Below are the records. Count the lines containing the string "dont", and reply with the number alone.
— start —
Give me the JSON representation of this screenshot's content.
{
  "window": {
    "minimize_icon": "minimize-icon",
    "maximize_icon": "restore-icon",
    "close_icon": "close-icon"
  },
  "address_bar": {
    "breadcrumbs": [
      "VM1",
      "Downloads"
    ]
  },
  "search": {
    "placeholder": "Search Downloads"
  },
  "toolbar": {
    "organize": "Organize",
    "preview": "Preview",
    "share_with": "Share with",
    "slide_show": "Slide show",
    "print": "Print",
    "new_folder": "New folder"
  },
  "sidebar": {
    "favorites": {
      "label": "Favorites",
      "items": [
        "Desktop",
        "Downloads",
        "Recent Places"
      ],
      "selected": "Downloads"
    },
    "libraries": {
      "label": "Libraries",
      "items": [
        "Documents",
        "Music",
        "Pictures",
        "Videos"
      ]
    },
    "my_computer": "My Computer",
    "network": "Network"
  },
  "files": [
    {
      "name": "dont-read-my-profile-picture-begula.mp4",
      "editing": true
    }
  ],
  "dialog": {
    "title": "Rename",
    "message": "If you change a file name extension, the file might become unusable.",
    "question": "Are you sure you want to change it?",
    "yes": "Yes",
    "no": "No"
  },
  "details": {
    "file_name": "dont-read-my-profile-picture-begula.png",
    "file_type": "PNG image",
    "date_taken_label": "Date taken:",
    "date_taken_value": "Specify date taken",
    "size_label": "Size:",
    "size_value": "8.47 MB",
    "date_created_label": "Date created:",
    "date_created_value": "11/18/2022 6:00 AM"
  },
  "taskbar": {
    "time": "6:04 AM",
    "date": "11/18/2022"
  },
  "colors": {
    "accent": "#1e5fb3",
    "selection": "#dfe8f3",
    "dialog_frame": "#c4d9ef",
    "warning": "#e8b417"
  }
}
— end —
Complete output: 2